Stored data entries

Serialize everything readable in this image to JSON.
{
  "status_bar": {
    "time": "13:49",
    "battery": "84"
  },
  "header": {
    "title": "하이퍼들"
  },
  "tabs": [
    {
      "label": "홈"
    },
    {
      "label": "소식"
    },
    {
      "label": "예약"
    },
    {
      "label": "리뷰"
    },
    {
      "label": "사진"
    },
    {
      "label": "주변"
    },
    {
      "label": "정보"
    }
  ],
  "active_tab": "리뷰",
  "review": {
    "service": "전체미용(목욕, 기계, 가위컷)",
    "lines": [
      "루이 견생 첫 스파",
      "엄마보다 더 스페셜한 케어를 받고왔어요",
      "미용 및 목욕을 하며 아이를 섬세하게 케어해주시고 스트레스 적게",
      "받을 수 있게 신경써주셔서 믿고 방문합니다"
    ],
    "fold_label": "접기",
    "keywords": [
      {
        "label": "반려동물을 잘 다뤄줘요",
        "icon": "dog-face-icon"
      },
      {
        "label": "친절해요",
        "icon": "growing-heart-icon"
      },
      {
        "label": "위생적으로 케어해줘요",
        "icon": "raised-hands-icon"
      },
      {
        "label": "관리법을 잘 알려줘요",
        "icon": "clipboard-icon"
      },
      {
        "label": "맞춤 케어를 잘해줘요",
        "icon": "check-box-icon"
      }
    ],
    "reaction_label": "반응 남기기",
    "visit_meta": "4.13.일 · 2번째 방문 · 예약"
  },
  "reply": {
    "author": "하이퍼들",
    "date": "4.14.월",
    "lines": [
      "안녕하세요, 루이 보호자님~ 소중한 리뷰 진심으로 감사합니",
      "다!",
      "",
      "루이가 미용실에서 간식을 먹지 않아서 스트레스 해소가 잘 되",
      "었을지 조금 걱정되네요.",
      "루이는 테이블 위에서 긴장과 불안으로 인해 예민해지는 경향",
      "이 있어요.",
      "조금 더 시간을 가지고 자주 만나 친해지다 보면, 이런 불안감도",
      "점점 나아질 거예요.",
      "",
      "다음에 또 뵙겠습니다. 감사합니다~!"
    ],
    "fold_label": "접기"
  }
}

__Problem to solve__
Each line of the material should be duplicated exactly, please.

__Output of the task__
Serialize everything readable in this image to JSON.
{
  "status_bar": {
    "time": "13:49",
    "battery": "84"
  },
  "header": {
    "title": "하이퍼들"
  },
  "tabs": [
    {
      "label": "홈"
    },
    {
      "label": "소식"
    },
    {
      "label": "예약"
    },
    {
      "label": "리뷰"
    },
    {
      "label": "사진"
    },
    {
      "label": "주변"
    },
    {
      "label": "정보"
    }
  ],
  "active_tab": "리뷰",
  "review": {
    "service": "전체미용(목욕, 기계, 가위컷)",
    "lines": [
      "루이 견생 첫 스파",
      "엄마보다 더 스페셜한 케어를 받고왔어요",
      "미용 및 목욕을 하며 아이를 섬세하게 케어해주시고 스트레스 적게",
      "받을 수 있게 신경써주셔서 믿고 방문합니다"
    ],
    "fold_label": "접기",
    "keywords": [
      {
        "label": "반려동물을 잘 다뤄줘요",
        "icon": "dog-face-icon"
      },
      {
        "label": "친절해요",
        "icon": "growing-heart-icon"
      },
      {
        "label": "위생적으로 케어해줘요",
        "icon": "raised-hands-icon"
      },
      {
        "label": "관리법을 잘 알려줘요",
        "icon": "clipboard-icon"
      },
      {
        "label": "맞춤 케어를 잘해줘요",
        "icon": "check-box-icon"
      }
    ],
    "reaction_label": "반응 남기기",
    "visit_meta": "4.13.일 · 2번째 방문 · 예약"
  },
  "reply": {
    "author": "하이퍼들",
    "date": "4.14.월",
    "lines": [
      "안녕하세요, 루이 보호자님~ 소중한 리뷰 진심으로 감사합니",
      "다!",
      "",
      "루이가 미용실에서 간식을 먹지 않아서 스트레스 해소가 잘 되",
      "었을지 조금 걱정되네요.",
      "루이는 테이블 위에서 긴장과 불안으로 인해 예민해지는 경향",
      "이 있어요.",
      "조금 더 시간을 가지고 자주 만나 친해지다 보면, 이런 불안감도",
      "점점 나아질 거예요.",
      "",
      "다음에 또 뵙겠습니다. 감사합니다~!"
    ],
    "fold_label": "접기"
  }
}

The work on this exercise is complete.